WHAT YOU HAVE TO DO: Check every line of the data below for the string "CBRE", and copy the ones that hold it.

** Begin PROVIDED RECORDS **

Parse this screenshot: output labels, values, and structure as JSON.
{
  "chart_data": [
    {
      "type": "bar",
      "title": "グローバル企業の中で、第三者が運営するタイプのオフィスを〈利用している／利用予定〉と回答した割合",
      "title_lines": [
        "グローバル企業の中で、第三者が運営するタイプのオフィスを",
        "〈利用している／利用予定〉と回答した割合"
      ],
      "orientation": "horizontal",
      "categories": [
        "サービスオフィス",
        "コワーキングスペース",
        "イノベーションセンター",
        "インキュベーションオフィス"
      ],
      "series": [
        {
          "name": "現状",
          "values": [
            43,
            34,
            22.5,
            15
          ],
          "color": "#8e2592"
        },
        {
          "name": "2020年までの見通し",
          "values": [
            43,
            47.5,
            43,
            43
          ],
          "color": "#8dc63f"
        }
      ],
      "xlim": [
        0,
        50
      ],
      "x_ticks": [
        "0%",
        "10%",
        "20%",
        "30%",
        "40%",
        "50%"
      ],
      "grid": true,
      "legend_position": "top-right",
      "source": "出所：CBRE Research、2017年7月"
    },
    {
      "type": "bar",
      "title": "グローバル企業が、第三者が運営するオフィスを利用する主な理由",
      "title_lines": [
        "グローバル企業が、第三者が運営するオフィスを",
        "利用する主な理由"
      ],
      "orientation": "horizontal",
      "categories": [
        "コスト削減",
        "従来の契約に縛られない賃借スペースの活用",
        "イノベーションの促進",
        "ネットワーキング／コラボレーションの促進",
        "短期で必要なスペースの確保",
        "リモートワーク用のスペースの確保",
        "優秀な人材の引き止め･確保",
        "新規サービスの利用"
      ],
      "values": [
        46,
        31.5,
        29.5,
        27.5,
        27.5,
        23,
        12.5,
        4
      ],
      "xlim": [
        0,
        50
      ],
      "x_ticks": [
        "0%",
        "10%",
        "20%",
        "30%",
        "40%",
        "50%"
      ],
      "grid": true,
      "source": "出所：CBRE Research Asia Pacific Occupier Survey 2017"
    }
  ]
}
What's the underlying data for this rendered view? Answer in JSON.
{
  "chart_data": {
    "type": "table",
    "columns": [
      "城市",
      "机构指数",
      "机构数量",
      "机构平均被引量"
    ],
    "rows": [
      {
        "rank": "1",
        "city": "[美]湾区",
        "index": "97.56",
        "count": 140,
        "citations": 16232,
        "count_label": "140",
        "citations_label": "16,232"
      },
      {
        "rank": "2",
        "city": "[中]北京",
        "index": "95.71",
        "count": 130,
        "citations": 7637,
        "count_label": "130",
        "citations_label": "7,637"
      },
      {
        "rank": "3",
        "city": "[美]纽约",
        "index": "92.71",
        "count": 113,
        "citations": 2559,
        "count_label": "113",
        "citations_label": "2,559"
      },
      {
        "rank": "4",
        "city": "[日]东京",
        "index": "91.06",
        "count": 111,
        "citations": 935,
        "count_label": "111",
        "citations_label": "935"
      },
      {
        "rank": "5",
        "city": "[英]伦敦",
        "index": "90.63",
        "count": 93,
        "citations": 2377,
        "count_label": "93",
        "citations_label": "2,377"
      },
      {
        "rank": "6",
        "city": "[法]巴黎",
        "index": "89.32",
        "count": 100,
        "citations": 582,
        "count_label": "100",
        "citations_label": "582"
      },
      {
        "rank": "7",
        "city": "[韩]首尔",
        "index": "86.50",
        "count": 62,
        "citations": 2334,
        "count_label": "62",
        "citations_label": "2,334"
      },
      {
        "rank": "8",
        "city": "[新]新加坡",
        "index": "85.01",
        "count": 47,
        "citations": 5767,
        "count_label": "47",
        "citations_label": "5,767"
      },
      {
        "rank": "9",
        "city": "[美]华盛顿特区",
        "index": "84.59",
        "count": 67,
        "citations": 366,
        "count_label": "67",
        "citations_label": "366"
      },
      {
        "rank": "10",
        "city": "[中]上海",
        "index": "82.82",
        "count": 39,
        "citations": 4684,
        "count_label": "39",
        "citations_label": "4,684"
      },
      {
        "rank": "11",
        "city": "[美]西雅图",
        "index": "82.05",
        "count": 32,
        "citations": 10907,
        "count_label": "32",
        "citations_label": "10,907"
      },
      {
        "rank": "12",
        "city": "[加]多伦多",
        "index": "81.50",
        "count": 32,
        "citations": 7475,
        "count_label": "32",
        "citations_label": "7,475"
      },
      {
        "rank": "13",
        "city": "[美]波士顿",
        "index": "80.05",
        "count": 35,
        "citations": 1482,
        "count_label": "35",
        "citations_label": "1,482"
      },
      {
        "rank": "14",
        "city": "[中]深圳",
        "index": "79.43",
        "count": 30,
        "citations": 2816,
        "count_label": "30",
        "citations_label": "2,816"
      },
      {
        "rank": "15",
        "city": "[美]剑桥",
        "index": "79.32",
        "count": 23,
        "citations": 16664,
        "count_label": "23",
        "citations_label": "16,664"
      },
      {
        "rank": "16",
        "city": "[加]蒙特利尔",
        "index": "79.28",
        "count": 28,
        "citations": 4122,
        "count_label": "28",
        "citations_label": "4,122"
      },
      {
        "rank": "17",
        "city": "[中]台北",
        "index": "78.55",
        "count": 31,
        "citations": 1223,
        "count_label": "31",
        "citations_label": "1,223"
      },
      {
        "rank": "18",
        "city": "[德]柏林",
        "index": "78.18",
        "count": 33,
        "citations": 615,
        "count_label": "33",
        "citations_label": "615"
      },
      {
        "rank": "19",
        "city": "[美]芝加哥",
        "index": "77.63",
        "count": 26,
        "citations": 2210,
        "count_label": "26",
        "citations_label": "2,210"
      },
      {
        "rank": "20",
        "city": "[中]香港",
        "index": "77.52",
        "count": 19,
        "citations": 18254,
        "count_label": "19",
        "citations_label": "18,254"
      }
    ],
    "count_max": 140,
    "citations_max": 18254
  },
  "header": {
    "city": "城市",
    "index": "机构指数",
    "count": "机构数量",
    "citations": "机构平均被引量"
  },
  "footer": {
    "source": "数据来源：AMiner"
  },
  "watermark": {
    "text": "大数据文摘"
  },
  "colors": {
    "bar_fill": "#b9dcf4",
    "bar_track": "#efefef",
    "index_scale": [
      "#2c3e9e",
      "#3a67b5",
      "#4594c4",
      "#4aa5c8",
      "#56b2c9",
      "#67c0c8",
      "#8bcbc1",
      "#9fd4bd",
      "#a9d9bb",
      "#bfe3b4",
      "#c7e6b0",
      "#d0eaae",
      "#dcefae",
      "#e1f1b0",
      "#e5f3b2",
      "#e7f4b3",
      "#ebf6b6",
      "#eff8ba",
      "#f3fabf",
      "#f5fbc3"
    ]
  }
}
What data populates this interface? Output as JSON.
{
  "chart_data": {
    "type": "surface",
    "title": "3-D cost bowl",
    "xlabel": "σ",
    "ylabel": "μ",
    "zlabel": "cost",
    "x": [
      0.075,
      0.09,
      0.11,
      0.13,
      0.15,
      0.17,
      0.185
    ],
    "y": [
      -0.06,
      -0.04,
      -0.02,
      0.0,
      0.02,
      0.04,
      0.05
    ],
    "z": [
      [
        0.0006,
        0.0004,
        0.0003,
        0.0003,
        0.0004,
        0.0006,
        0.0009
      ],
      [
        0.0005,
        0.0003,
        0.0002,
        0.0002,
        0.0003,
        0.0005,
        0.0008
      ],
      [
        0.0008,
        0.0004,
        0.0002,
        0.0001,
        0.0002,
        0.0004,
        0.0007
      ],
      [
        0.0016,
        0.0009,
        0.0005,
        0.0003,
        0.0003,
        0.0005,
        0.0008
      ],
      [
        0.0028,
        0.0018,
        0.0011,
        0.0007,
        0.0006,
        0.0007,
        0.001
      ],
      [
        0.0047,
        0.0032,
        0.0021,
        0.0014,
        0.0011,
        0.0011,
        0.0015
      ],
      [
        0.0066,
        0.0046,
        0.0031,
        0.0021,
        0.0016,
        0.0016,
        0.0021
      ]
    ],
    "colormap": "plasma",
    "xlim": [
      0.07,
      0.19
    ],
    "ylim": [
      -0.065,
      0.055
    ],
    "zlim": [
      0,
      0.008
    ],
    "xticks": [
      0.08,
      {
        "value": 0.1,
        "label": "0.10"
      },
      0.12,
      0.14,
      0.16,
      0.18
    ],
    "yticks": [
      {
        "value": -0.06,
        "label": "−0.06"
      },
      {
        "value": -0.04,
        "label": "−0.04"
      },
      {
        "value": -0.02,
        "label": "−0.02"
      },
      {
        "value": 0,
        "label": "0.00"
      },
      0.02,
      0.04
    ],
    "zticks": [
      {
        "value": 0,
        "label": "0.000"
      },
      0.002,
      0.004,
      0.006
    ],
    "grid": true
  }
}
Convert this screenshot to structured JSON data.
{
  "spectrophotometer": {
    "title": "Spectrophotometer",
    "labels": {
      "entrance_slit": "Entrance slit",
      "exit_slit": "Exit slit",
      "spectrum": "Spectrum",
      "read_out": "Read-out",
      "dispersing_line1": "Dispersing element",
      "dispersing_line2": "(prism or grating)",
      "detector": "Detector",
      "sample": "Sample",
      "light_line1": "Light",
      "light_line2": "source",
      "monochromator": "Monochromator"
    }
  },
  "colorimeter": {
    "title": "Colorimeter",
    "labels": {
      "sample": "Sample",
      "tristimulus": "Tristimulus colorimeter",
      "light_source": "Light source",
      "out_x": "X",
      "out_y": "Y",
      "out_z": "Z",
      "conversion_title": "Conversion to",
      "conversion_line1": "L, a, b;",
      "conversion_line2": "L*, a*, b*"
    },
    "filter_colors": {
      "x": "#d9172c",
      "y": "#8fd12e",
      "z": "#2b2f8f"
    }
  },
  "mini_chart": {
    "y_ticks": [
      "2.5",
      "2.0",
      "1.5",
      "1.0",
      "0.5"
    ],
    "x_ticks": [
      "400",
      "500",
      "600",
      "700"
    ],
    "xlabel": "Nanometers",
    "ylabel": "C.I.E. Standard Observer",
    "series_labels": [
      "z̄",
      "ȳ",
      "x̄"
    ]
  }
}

** End PROVIDED RECORDS **

SOLUTION:
      "source": "出所：CBRE Research、2017年7月"
      "source": "出所：CBRE Research Asia Pacific Occupier Survey 2017"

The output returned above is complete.